Records from a data source
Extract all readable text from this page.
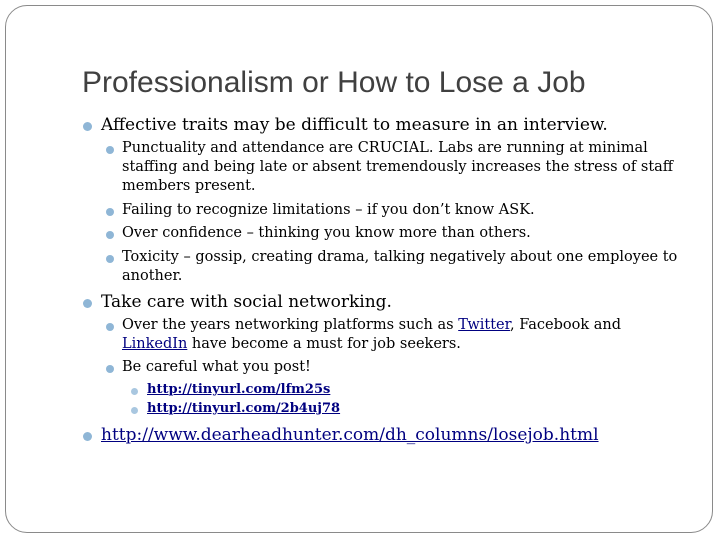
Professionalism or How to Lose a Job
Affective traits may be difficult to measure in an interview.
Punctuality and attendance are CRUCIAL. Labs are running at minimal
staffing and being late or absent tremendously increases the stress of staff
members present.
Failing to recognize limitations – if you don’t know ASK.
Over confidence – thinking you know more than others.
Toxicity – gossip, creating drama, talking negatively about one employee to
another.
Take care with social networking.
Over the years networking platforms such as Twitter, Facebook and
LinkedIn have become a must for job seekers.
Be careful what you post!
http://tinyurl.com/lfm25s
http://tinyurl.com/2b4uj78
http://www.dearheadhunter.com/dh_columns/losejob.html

→ AIM: Leave the pictures out, and transcribe each of the records exactly.

→ SOLUTION:
Extract all readable text from this page.
Professionalism or How to Lose a Job
Affective traits may be difficult to measure in an interview.
Punctuality and attendance are CRUCIAL. Labs are running at minimal
staffing and being late or absent tremendously increases the stress of staff
members present.
Failing to recognize limitations – if you don’t know ASK.
Over confidence – thinking you know more than others.
Toxicity – gossip, creating drama, talking negatively about one employee to
another.
Take care with social networking.
Over the years networking platforms such as Twitter, Facebook and
LinkedIn have become a must for job seekers.
Be careful what you post!
http://tinyurl.com/lfm25s
http://tinyurl.com/2b4uj78
http://www.dearheadhunter.com/dh_columns/losejob.html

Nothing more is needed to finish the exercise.